START

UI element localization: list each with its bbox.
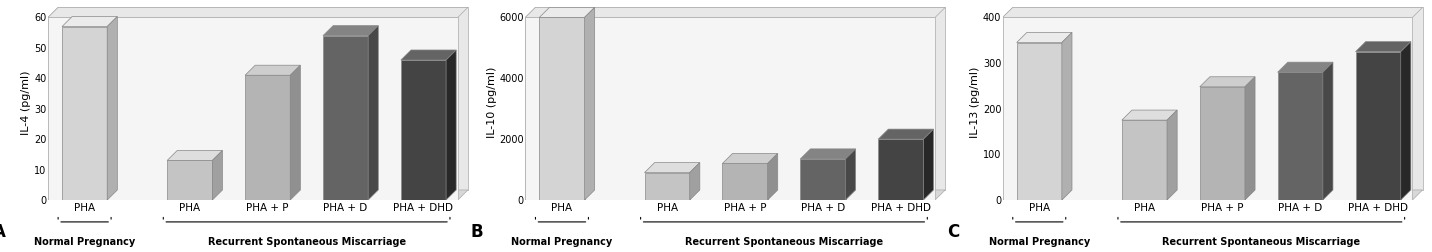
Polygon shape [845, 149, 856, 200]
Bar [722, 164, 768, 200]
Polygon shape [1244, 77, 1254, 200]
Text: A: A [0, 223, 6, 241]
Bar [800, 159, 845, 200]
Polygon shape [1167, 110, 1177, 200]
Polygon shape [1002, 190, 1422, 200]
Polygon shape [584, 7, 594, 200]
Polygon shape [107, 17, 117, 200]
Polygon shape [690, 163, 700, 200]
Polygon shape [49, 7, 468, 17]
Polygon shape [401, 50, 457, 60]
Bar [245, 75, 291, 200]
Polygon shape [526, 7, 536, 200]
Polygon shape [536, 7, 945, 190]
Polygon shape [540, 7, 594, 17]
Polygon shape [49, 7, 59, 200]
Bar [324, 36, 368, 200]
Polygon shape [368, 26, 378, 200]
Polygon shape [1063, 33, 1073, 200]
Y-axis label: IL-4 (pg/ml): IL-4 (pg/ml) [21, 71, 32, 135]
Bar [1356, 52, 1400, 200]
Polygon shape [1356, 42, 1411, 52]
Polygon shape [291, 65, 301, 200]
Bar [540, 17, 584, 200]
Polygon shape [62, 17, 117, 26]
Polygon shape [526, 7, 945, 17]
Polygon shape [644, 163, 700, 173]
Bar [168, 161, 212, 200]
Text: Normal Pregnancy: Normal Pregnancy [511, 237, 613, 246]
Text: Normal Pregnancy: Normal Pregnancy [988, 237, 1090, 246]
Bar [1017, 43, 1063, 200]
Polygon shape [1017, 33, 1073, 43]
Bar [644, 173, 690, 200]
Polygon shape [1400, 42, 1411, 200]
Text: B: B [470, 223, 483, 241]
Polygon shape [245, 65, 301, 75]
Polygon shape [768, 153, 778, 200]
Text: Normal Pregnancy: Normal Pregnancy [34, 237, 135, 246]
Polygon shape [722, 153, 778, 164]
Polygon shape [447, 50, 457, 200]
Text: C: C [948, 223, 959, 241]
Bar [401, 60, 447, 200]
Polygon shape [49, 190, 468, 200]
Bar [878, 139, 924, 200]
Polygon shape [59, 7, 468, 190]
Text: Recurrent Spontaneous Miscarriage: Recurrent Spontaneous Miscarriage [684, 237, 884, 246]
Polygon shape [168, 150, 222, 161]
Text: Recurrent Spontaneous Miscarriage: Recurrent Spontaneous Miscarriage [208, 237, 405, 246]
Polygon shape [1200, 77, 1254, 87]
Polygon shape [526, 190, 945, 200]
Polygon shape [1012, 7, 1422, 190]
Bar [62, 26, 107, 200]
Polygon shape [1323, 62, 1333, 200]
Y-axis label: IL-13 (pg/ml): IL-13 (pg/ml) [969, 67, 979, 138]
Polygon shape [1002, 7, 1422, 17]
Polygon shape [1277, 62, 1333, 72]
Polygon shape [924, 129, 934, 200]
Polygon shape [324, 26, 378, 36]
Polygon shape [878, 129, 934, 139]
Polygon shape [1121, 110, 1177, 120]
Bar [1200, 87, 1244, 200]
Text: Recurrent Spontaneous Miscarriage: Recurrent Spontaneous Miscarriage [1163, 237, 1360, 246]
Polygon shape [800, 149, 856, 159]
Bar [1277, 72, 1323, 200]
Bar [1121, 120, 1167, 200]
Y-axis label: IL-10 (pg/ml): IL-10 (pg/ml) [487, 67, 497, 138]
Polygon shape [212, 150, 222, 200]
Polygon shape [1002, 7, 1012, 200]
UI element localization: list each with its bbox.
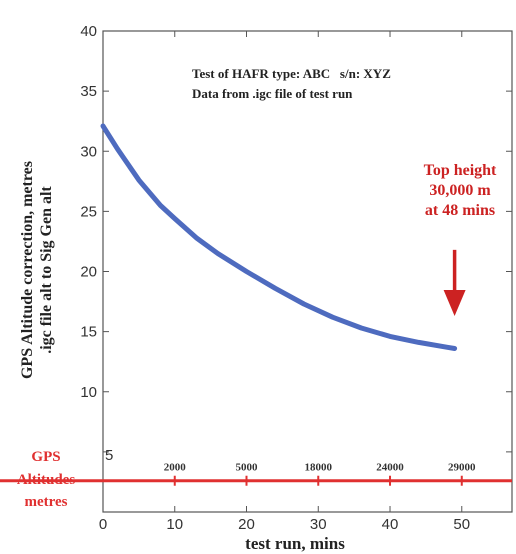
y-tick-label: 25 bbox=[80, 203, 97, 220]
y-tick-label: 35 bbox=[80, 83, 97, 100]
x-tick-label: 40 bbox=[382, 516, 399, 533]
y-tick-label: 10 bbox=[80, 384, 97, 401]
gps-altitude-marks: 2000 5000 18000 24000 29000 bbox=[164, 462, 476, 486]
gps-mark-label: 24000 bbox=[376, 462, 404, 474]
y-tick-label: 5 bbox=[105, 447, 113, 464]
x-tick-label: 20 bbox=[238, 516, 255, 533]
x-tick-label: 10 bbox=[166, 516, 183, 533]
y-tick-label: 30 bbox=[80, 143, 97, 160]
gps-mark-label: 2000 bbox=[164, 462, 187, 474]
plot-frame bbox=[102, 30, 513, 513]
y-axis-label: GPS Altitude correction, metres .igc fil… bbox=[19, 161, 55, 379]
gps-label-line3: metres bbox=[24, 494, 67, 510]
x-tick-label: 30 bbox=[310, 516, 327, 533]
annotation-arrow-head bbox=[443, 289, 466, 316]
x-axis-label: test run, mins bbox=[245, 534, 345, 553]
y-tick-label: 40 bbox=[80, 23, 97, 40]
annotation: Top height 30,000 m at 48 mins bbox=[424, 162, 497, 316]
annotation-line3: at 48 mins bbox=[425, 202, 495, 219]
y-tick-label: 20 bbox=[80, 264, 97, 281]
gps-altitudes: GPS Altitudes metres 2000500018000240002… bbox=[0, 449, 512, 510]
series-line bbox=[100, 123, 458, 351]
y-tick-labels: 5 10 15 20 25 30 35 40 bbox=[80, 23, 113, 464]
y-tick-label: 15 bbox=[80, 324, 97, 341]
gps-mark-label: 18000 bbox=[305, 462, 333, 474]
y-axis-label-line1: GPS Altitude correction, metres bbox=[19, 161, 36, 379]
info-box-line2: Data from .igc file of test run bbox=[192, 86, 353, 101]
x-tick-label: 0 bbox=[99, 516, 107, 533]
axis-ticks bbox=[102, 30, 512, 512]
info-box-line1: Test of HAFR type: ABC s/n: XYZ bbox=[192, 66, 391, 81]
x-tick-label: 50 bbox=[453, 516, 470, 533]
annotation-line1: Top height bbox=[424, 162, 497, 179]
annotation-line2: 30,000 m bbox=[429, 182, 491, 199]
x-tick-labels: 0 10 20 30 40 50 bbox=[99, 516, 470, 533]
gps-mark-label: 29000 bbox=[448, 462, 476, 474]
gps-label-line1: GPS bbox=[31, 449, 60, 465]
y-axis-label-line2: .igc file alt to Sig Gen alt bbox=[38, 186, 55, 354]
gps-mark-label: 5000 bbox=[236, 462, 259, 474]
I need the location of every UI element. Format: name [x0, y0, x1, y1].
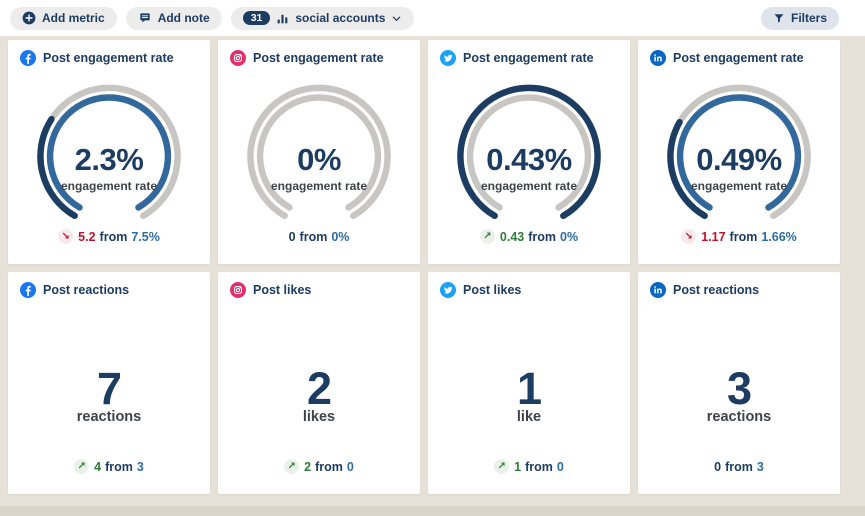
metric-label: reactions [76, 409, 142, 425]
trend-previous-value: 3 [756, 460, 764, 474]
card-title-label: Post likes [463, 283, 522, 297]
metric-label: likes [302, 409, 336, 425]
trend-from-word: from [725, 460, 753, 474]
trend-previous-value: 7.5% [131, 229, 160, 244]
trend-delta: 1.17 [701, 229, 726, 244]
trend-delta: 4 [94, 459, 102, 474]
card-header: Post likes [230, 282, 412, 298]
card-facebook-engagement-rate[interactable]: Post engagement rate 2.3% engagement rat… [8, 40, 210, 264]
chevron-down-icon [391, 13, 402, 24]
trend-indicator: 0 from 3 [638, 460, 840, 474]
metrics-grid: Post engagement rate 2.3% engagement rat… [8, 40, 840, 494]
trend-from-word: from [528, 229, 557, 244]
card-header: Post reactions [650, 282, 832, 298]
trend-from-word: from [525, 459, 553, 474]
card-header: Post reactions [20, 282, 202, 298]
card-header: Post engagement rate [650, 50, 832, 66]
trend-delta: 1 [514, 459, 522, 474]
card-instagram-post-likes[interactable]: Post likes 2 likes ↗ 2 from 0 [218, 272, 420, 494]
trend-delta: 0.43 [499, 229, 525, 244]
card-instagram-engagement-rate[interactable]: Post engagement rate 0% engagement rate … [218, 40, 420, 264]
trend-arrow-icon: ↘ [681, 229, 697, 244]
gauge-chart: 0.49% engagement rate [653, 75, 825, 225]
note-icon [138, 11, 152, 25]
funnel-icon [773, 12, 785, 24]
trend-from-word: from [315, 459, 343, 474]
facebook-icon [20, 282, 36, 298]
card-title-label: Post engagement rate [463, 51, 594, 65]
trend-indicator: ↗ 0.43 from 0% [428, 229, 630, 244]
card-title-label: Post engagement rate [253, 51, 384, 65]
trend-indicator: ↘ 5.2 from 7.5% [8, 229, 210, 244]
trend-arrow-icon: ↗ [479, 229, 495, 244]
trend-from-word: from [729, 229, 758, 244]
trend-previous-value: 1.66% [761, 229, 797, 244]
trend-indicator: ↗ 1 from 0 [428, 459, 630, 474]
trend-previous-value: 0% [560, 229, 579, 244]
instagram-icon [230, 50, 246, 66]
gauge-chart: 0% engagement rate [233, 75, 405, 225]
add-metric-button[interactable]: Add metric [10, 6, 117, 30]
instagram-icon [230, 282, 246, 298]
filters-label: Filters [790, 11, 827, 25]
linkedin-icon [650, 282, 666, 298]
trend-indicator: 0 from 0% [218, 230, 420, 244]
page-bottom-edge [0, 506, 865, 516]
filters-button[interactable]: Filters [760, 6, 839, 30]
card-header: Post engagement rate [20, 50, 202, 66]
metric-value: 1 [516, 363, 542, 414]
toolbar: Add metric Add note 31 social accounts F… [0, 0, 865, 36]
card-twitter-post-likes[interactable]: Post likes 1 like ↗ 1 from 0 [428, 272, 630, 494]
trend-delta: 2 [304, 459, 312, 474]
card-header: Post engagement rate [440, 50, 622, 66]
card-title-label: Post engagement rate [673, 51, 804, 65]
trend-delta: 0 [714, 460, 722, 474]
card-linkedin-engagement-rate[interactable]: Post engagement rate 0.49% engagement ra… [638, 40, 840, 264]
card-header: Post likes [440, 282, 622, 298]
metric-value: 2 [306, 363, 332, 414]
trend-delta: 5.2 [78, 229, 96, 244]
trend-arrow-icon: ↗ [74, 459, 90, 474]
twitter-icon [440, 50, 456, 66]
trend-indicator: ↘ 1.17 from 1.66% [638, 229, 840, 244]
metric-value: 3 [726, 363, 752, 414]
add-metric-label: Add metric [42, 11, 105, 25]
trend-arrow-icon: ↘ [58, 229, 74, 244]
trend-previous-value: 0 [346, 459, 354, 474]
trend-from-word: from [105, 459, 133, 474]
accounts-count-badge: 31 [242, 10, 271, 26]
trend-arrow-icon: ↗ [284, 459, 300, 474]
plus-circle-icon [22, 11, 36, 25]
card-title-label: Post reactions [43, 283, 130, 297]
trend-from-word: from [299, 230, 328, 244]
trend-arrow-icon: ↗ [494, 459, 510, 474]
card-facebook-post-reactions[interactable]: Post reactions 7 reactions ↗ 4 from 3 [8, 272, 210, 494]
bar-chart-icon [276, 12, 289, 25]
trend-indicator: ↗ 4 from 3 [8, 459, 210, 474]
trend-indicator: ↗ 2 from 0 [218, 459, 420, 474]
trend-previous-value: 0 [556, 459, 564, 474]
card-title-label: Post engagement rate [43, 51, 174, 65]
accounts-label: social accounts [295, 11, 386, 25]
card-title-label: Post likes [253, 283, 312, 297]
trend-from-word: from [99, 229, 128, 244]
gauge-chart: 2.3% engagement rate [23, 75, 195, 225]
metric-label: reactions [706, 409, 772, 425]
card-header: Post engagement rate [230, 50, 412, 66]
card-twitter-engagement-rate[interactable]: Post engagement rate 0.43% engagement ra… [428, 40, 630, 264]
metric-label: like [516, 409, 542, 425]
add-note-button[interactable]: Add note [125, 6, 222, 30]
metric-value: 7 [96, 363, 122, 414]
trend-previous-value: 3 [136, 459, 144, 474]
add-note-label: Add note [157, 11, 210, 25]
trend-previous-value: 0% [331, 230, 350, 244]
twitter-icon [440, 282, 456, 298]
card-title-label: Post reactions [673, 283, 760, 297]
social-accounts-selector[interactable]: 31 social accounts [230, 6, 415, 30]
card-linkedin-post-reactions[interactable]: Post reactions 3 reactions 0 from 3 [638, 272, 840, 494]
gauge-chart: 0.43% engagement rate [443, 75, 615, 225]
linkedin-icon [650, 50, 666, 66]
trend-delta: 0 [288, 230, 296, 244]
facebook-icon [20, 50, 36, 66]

END

* [Exercise instructions] Quote the entries starting at the line containing "y-tick-label: 25 bbox=[80, 203, 97, 220]" and ending at the line containing "x-axis-label: test run, mins", reproducing each line without changes.

* [The solution]
y-tick-label: 25 bbox=[80, 203, 97, 220]
y-tick-label: 35 bbox=[80, 83, 97, 100]
x-tick-label: 40 bbox=[382, 516, 399, 533]
y-tick-label: 10 bbox=[80, 384, 97, 401]
gps-altitude-marks: 2000 5000 18000 24000 29000 bbox=[164, 462, 476, 486]
gps-mark-label: 24000 bbox=[376, 462, 404, 474]
y-tick-label: 5 bbox=[105, 447, 113, 464]
x-tick-label: 20 bbox=[238, 516, 255, 533]
x-tick-label: 10 bbox=[166, 516, 183, 533]
y-tick-label: 30 bbox=[80, 143, 97, 160]
gps-mark-label: 2000 bbox=[164, 462, 187, 474]
plot-frame bbox=[102, 30, 513, 513]
y-axis-label: GPS Altitude correction, metres .igc fil… bbox=[19, 161, 55, 379]
gps-label-line3: metres bbox=[24, 494, 67, 510]
x-tick-label: 30 bbox=[310, 516, 327, 533]
annotation-arrow-head bbox=[443, 289, 466, 316]
x-axis-label: test run, mins bbox=[245, 534, 345, 553]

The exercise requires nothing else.